◆ WORK TO COMPLETE: Reproduce the data exactly.
====== RECORDED DATA ======
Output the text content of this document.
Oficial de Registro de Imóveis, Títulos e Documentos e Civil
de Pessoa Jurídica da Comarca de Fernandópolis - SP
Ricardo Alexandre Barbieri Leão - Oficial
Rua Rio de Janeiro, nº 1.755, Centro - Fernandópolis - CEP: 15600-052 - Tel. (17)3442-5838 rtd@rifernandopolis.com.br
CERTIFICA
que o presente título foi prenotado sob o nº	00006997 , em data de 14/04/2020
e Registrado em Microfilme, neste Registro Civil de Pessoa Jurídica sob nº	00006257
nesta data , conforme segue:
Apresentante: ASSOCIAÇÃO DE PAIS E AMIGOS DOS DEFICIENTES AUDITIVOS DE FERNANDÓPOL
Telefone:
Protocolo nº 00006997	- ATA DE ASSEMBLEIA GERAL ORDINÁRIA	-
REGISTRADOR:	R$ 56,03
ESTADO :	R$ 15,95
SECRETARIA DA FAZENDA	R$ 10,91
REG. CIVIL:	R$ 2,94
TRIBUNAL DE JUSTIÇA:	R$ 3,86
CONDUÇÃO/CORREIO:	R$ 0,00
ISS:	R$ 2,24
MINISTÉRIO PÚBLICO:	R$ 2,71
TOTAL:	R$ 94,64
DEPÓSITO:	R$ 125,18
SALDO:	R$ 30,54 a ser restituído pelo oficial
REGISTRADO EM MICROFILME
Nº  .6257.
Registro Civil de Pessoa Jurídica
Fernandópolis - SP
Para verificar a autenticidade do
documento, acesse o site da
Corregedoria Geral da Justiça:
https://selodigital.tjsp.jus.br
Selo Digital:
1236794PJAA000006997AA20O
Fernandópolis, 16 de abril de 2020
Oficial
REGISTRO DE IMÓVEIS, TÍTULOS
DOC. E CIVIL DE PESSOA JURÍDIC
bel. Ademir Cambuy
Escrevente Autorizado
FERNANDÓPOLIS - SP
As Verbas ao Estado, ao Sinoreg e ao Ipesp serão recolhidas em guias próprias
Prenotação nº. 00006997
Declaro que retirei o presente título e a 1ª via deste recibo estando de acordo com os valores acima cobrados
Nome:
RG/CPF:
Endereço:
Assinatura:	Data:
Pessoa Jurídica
======
◆ REPLY TO THE EXERCISE:
Output the text content of this document.
Oficial de Registro de Imóveis, Títulos e Documentos e Civil
de Pessoa Jurídica da Comarca de Fernandópolis - SP
Ricardo Alexandre Barbieri Leão - Oficial
Rua Rio de Janeiro, nº 1.755, Centro - Fernandópolis - CEP: 15600-052 - Tel. (17)3442-5838 rtd@rifernandopolis.com.br
CERTIFICA
que o presente título foi prenotado sob o nº	00006997 , em data de 14/04/2020
e Registrado em Microfilme, neste Registro Civil de Pessoa Jurídica sob nº	00006257
nesta data , conforme segue:
Apresentante: ASSOCIAÇÃO DE PAIS E AMIGOS DOS DEFICIENTES AUDITIVOS DE FERNANDÓPOL
Telefone:
Protocolo nº 00006997	- ATA DE ASSEMBLEIA GERAL ORDINÁRIA	-
REGISTRADOR:	R$ 56,03
ESTADO :	R$ 15,95
SECRETARIA DA FAZENDA	R$ 10,91
REG. CIVIL:	R$ 2,94
TRIBUNAL DE JUSTIÇA:	R$ 3,86
CONDUÇÃO/CORREIO:	R$ 0,00
ISS:	R$ 2,24
MINISTÉRIO PÚBLICO:	R$ 2,71
TOTAL:	R$ 94,64
DEPÓSITO:	R$ 125,18
SALDO:	R$ 30,54 a ser restituído pelo oficial
REGISTRADO EM MICROFILME
Nº  .6257.
Registro Civil de Pessoa Jurídica
Fernandópolis - SP
Para verificar a autenticidade do
documento, acesse o site da
Corregedoria Geral da Justiça:
https://selodigital.tjsp.jus.br
Selo Digital:
1236794PJAA000006997AA20O
Fernandópolis, 16 de abril de 2020
Oficial
REGISTRO DE IMÓVEIS, TÍTULOS
DOC. E CIVIL DE PESSOA JURÍDIC
bel. Ademir Cambuy
Escrevente Autorizado
FERNANDÓPOLIS - SP
As Verbas ao Estado, ao Sinoreg e ao Ipesp serão recolhidas em guias próprias
Prenotação nº. 00006997
Declaro que retirei o presente título e a 1ª via deste recibo estando de acordo com os valores acima cobrados
Nome:
RG/CPF:
Endereço:
Assinatura:	Data:
Pessoa Jurídica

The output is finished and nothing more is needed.